START LISTED RECORDS
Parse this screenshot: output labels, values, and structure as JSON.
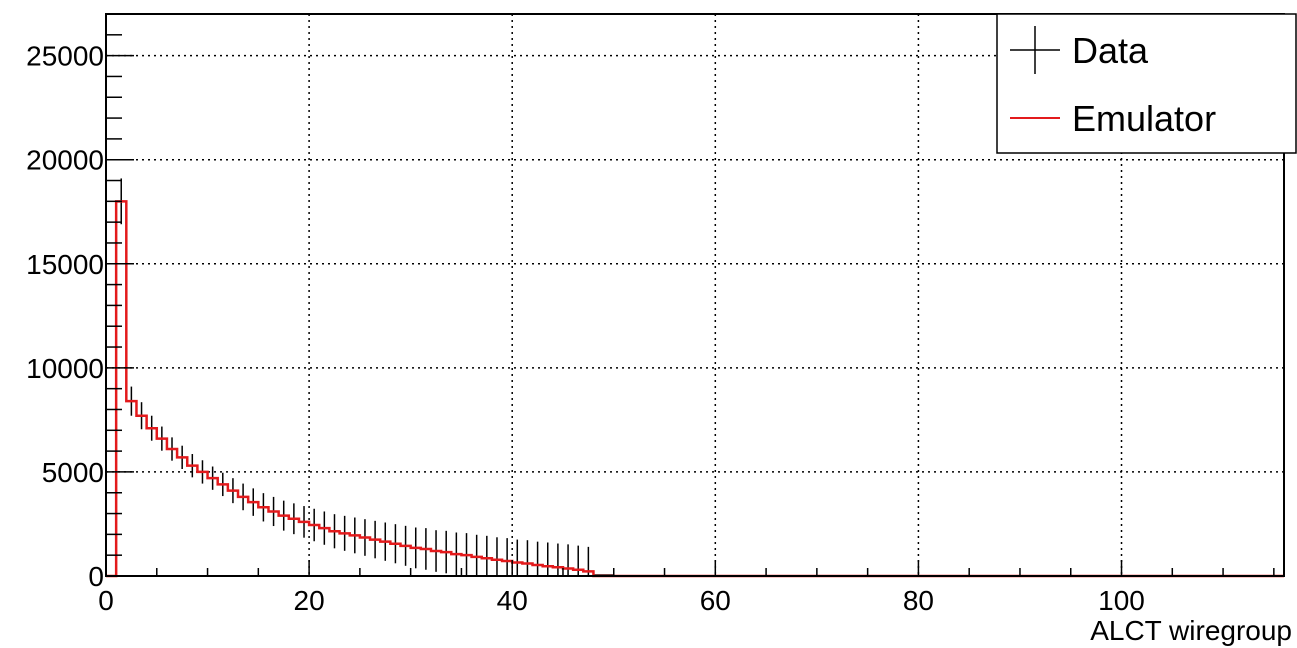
{
  "chart_data": {
    "type": "histogram",
    "title": "",
    "xlabel": "ALCT wiregroup",
    "ylabel": "",
    "xlim": [
      0,
      116
    ],
    "ylim": [
      0,
      27000
    ],
    "x_ticks": [
      0,
      20,
      40,
      60,
      80,
      100
    ],
    "x_tick_labels": [
      "0",
      "20",
      "40",
      "60",
      "80",
      "100"
    ],
    "y_ticks": [
      0,
      5000,
      10000,
      15000,
      20000,
      25000
    ],
    "y_tick_labels": [
      "0",
      "5000",
      "10000",
      "15000",
      "20000",
      "25000"
    ],
    "grid": true,
    "legend_position": "top-right",
    "bin_width": 1,
    "series": [
      {
        "name": "Data",
        "style": "error-bars",
        "color": "#000000",
        "values": [
          0,
          18000,
          8400,
          7700,
          7100,
          6600,
          6100,
          5700,
          5300,
          5000,
          4700,
          4400,
          4100,
          3800,
          3550,
          3300,
          3100,
          2900,
          2750,
          2600,
          2450,
          2300,
          2150,
          2050,
          1950,
          1850,
          1750,
          1650,
          1550,
          1450,
          1350,
          1300,
          1200,
          1150,
          1050,
          1000,
          920,
          850,
          780,
          720,
          650,
          600,
          530,
          470,
          420,
          360,
          300,
          220,
          0
        ],
        "errors": [
          0,
          1100,
          700,
          650,
          600,
          580,
          560,
          560,
          560,
          560,
          560,
          560,
          600,
          640,
          660,
          680,
          700,
          720,
          740,
          760,
          780,
          800,
          820,
          840,
          860,
          880,
          900,
          920,
          940,
          960,
          980,
          1000,
          1000,
          1020,
          1040,
          1060,
          1060,
          1080,
          1080,
          1100,
          1100,
          1120,
          1120,
          1140,
          1140,
          1160,
          1160,
          1180,
          0
        ]
      },
      {
        "name": "Emulator",
        "style": "step",
        "color": "#e31a1c",
        "values": [
          0,
          18000,
          8400,
          7700,
          7100,
          6600,
          6100,
          5700,
          5300,
          5000,
          4700,
          4400,
          4100,
          3800,
          3550,
          3300,
          3100,
          2900,
          2750,
          2600,
          2450,
          2300,
          2150,
          2050,
          1950,
          1850,
          1750,
          1650,
          1550,
          1450,
          1350,
          1300,
          1200,
          1150,
          1050,
          1000,
          920,
          850,
          780,
          720,
          650,
          600,
          530,
          470,
          420,
          360,
          300,
          220,
          0
        ]
      }
    ]
  }
}
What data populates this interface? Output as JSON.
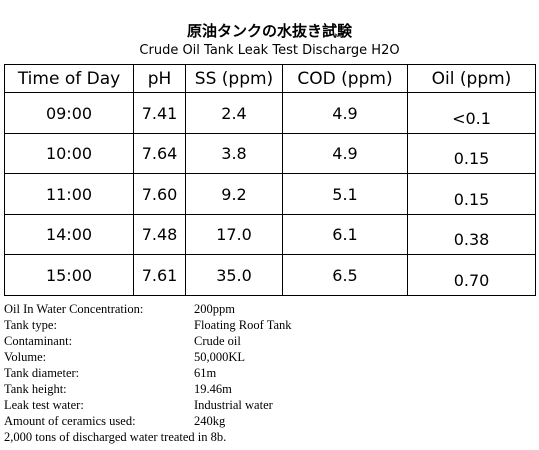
{
  "title_jp": "原油タンクの水抜き試験",
  "title_en": "Crude Oil Tank Leak Test Discharge H2O",
  "table": {
    "headers": [
      "Time of Day",
      "pH",
      "SS (ppm)",
      "COD (ppm)",
      "Oil (ppm)"
    ],
    "rows": [
      [
        "09:00",
        "7.41",
        "2.4",
        "4.9",
        "<0.1"
      ],
      [
        "10:00",
        "7.64",
        "3.8",
        "4.9",
        "0.15"
      ],
      [
        "11:00",
        "7.60",
        "9.2",
        "5.1",
        "0.15"
      ],
      [
        "14:00",
        "7.48",
        "17.0",
        "6.1",
        "0.38"
      ],
      [
        "15:00",
        "7.61",
        "35.0",
        "6.5",
        "0.70"
      ]
    ]
  },
  "notes": [
    {
      "label": "Oil In Water Concentration:",
      "value": "200ppm"
    },
    {
      "label": "Tank type:",
      "value": "Floating Roof Tank"
    },
    {
      "label": "Contaminant:",
      "value": "Crude oil"
    },
    {
      "label": "Volume:",
      "value": "50,000KL"
    },
    {
      "label": "Tank diameter:",
      "value": "61m"
    },
    {
      "label": "Tank height:",
      "value": "19.46m"
    },
    {
      "label": "Leak test water:",
      "value": "Industrial water"
    },
    {
      "label": "Amount of ceramics used:",
      "value": "240kg"
    }
  ],
  "footnote": "2,000 tons of discharged water treated in 8b."
}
END LISTED RECORDS
* _WHAT TO DO_: Each line above that holds the string "Crude" should be copied and shown.

* _OUTPUT BELOW_:
  "title_en": "Crude Oil Tank Leak Test Discharge H2O",
      "value": "Crude oil"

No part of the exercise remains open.